**Task details**
Filter the lines below, copying only those with the string "this".

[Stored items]
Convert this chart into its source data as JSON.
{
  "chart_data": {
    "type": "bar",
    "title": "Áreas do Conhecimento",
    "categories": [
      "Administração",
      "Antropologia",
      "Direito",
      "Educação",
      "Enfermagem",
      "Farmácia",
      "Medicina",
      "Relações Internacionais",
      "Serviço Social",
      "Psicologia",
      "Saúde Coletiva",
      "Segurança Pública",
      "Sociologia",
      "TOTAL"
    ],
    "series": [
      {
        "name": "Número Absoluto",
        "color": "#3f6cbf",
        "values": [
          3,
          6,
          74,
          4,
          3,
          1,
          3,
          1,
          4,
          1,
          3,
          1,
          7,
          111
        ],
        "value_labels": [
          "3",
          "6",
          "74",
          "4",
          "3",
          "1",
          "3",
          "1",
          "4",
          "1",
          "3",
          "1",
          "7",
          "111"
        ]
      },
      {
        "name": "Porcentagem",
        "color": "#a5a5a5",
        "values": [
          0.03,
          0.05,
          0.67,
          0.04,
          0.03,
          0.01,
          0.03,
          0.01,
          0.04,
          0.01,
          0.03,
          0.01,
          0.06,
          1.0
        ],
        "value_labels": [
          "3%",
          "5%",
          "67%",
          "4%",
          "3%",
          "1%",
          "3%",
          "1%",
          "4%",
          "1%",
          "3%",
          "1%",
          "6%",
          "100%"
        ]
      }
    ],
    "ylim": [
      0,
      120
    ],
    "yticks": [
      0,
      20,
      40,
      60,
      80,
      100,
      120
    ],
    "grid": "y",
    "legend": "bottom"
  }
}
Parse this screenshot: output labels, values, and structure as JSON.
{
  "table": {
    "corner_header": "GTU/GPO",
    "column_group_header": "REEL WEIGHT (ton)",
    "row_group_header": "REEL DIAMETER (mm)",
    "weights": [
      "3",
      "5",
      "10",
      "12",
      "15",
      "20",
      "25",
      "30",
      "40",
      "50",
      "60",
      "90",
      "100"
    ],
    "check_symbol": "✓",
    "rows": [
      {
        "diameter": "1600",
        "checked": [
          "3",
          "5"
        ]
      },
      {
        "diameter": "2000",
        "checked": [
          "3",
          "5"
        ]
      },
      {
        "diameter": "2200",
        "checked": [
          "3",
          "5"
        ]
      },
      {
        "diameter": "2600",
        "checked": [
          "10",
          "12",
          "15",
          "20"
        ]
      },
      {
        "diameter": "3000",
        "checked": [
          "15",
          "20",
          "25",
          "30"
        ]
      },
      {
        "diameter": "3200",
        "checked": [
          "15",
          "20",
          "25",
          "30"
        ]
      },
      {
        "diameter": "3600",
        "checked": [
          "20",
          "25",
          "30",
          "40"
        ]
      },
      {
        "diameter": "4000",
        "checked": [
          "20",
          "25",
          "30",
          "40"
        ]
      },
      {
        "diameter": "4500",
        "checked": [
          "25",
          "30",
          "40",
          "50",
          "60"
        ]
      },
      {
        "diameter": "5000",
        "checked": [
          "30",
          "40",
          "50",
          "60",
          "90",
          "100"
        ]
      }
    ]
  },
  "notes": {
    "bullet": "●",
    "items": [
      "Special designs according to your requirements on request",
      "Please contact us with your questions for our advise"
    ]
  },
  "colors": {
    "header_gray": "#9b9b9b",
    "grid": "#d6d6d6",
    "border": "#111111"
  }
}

**Full answer**
Convert this chart into its source data as JSON.
Parse this screenshot: output labels, values, and structure as JSON.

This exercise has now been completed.